(Recorded data)
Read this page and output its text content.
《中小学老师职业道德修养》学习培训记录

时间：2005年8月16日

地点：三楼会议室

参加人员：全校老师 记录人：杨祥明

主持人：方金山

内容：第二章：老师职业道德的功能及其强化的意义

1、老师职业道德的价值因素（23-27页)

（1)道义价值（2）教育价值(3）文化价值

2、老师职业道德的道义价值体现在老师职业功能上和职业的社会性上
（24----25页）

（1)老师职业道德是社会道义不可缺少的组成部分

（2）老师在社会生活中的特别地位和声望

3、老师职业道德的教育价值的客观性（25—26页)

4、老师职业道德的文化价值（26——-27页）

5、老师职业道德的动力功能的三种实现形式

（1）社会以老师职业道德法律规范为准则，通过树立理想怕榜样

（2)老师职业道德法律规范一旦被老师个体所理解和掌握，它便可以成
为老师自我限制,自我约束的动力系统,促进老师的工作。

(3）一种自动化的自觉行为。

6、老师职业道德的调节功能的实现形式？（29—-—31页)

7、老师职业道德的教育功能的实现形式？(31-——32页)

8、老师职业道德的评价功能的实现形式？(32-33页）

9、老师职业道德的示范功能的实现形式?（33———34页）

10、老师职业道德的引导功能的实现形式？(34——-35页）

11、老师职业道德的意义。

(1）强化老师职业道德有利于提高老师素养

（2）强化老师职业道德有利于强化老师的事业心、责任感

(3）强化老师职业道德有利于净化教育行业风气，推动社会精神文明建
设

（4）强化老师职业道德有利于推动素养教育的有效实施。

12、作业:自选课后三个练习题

WHAT YOU NEED TO DO
Extract every record. Keep wording exact.

RESPONSE FOR THIS EXERCISE
Read this page and output its text content.
《中小学老师职业道德修养》学习培训记录

时间：2005年8月16日

地点：三楼会议室

参加人员：全校老师 记录人：杨祥明

主持人：方金山

内容：第二章：老师职业道德的功能及其强化的意义

1、老师职业道德的价值因素（23-27页)

（1)道义价值（2）教育价值(3）文化价值

2、老师职业道德的道义价值体现在老师职业功能上和职业的社会性上
（24----25页）

（1)老师职业道德是社会道义不可缺少的组成部分

（2）老师在社会生活中的特别地位和声望

3、老师职业道德的教育价值的客观性（25—26页)

4、老师职业道德的文化价值（26——-27页）

5、老师职业道德的动力功能的三种实现形式

（1）社会以老师职业道德法律规范为准则，通过树立理想怕榜样

（2)老师职业道德法律规范一旦被老师个体所理解和掌握，它便可以成
为老师自我限制,自我约束的动力系统,促进老师的工作。

(3）一种自动化的自觉行为。

6、老师职业道德的调节功能的实现形式？（29—-—31页)

7、老师职业道德的教育功能的实现形式？(31-——32页)

8、老师职业道德的评价功能的实现形式？(32-33页）

9、老师职业道德的示范功能的实现形式?（33———34页）

10、老师职业道德的引导功能的实现形式？(34——-35页）

11、老师职业道德的意义。

(1）强化老师职业道德有利于提高老师素养

（2）强化老师职业道德有利于强化老师的事业心、责任感

(3）强化老师职业道德有利于净化教育行业风气，推动社会精神文明建
设

（4）强化老师职业道德有利于推动素养教育的有效实施。

12、作业:自选课后三个练习题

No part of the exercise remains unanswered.